=== WHAT TO DO ===
Identify all lines below that hold "افــزود" and collect them.

=== EXCERPTED DATA ===
━━━━━━━━━━━━━━━━━━━━━━━━━━━━━━
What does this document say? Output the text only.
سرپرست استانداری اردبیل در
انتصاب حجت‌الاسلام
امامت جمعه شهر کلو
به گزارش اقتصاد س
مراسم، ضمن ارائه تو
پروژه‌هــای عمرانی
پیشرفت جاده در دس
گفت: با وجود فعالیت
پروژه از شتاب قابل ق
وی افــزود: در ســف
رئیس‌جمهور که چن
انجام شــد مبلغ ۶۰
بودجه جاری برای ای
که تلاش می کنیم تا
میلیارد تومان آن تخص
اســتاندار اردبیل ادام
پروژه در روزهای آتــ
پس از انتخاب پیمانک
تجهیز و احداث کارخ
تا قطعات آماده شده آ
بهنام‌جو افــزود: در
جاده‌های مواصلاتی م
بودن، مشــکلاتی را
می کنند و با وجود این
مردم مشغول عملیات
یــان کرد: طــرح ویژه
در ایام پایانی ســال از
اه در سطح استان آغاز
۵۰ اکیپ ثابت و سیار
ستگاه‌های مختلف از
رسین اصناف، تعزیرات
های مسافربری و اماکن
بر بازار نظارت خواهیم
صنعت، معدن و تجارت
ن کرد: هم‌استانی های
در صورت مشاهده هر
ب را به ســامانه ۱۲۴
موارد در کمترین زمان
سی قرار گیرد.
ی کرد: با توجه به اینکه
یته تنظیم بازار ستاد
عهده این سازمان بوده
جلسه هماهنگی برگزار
━━━━━━━━━━━━━━━━━━━━━━━━━━━━━━
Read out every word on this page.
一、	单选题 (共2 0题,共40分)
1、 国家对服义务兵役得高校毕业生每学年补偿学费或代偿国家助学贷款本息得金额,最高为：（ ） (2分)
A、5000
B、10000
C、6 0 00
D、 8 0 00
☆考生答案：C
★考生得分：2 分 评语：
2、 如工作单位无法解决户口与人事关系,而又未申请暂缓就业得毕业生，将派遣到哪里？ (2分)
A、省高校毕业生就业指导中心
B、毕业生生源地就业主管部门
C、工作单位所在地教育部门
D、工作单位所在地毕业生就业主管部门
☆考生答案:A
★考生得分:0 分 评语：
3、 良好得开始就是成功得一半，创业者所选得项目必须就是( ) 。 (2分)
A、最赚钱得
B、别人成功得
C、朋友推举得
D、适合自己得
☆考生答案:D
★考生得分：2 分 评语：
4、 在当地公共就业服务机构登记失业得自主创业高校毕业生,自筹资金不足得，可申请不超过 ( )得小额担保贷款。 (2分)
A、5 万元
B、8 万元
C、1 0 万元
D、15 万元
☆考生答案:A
━━━━━━━━━━━━━━━━━━━━━━━━━━━━━━
=== EXERCISE OUTPUT ===
وی افــزود: در ســف
بهنام‌جو افــزود: در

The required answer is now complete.